→ **Given task**
How many of the lines contain the string "name"? Give the number, with no other words.

→ **Data listing**
Start

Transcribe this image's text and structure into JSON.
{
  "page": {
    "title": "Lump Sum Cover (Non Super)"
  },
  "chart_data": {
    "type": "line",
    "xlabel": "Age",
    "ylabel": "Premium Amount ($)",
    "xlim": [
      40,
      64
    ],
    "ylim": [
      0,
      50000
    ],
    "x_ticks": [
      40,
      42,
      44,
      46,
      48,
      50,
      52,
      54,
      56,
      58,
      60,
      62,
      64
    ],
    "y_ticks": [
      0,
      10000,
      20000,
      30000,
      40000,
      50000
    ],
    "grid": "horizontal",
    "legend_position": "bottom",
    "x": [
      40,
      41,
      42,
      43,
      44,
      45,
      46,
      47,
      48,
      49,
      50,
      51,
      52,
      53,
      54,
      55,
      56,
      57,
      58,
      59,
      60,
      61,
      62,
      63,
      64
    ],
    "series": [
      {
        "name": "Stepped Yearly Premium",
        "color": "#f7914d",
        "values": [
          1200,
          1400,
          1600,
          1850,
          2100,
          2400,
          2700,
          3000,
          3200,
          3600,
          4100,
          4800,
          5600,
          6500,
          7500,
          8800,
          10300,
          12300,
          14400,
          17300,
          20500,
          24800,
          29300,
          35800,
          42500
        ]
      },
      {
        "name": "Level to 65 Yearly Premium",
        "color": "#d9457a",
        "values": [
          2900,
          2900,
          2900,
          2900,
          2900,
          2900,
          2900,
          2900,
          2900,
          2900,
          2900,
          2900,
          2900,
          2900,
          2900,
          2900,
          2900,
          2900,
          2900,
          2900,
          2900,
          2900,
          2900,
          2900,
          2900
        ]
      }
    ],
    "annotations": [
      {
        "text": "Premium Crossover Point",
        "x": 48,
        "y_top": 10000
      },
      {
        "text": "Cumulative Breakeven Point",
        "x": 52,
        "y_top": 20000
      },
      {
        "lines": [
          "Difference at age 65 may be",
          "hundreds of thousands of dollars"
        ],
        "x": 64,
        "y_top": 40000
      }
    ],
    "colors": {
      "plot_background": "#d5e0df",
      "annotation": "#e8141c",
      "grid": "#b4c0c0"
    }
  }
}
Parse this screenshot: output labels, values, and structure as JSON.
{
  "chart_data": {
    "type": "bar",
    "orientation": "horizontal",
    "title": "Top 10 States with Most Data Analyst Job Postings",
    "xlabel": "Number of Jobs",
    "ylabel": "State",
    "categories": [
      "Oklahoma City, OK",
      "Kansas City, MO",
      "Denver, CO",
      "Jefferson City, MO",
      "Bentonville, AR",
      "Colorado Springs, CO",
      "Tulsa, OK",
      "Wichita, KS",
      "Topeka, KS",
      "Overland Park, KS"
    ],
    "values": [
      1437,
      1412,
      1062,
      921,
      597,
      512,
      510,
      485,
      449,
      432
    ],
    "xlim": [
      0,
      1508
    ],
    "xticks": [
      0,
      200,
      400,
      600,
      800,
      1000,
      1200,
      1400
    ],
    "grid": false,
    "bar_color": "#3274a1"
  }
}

End

→ **Exercise solution**
2